MATERIAL TO PROCESS |

** Begin **

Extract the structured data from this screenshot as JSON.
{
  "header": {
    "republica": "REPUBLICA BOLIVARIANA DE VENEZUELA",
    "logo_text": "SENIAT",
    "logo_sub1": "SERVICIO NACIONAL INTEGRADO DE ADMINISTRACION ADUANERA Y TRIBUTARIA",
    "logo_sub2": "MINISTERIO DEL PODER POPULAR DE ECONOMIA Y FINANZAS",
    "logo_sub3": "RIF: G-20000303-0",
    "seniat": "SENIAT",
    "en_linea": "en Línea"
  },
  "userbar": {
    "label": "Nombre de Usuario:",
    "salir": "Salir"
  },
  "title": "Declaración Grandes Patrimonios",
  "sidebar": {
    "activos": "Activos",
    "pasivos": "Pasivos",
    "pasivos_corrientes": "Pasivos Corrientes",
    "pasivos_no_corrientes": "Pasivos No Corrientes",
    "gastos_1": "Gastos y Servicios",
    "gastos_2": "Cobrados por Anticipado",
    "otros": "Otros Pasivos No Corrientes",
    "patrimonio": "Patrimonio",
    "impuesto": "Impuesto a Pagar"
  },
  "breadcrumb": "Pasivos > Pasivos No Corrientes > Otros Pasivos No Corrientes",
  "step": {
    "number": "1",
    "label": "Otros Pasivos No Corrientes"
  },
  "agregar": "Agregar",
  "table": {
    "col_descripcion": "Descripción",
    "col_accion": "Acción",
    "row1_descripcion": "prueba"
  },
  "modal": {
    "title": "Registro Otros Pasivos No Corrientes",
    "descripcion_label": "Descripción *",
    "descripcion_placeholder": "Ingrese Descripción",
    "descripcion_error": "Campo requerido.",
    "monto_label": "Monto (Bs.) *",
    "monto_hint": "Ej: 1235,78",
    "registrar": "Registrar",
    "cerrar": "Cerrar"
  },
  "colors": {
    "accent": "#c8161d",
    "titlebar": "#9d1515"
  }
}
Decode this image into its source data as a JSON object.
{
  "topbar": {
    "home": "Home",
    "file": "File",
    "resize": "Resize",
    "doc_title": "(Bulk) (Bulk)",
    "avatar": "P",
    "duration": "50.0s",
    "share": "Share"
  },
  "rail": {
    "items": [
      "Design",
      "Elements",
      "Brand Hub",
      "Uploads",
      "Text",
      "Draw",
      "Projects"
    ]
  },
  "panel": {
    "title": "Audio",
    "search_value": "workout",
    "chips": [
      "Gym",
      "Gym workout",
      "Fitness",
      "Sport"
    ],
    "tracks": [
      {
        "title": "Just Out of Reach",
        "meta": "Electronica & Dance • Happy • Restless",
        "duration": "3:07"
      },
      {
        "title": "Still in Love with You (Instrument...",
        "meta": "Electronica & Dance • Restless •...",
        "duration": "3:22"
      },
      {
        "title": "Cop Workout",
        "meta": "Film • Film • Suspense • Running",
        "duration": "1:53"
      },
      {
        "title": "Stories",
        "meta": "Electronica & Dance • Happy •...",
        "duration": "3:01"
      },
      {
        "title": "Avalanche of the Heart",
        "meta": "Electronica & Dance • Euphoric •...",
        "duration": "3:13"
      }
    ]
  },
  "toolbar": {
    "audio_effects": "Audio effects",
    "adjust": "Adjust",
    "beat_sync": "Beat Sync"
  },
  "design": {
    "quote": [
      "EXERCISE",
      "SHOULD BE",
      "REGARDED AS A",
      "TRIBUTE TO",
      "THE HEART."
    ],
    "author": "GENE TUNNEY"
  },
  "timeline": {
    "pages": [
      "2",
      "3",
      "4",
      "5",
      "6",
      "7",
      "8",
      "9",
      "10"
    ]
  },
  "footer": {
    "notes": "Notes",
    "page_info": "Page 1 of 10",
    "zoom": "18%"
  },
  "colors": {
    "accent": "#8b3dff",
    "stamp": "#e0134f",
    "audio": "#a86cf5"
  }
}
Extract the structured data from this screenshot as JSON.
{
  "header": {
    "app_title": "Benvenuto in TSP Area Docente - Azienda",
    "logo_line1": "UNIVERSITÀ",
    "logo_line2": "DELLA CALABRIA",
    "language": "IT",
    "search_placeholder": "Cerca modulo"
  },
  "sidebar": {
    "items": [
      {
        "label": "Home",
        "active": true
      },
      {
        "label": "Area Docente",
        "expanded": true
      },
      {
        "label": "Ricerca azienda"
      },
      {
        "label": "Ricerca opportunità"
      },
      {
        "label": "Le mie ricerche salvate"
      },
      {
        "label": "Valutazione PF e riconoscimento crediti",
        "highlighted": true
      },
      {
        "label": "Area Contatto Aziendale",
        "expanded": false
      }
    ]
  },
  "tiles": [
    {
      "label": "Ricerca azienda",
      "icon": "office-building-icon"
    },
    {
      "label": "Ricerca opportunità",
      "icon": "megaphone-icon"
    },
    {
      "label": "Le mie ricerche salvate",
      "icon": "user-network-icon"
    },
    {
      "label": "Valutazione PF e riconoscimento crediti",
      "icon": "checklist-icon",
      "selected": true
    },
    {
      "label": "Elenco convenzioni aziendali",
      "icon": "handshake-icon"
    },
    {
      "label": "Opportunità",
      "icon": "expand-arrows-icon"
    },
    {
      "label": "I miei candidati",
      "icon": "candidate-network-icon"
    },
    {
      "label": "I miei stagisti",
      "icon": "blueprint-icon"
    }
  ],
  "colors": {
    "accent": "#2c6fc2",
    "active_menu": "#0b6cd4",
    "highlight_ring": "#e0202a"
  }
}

** End **

PROBLEM DETAILS | Tally the lines that hold the string "riconoscimento" and state the total, nothing more.

RESULT | 2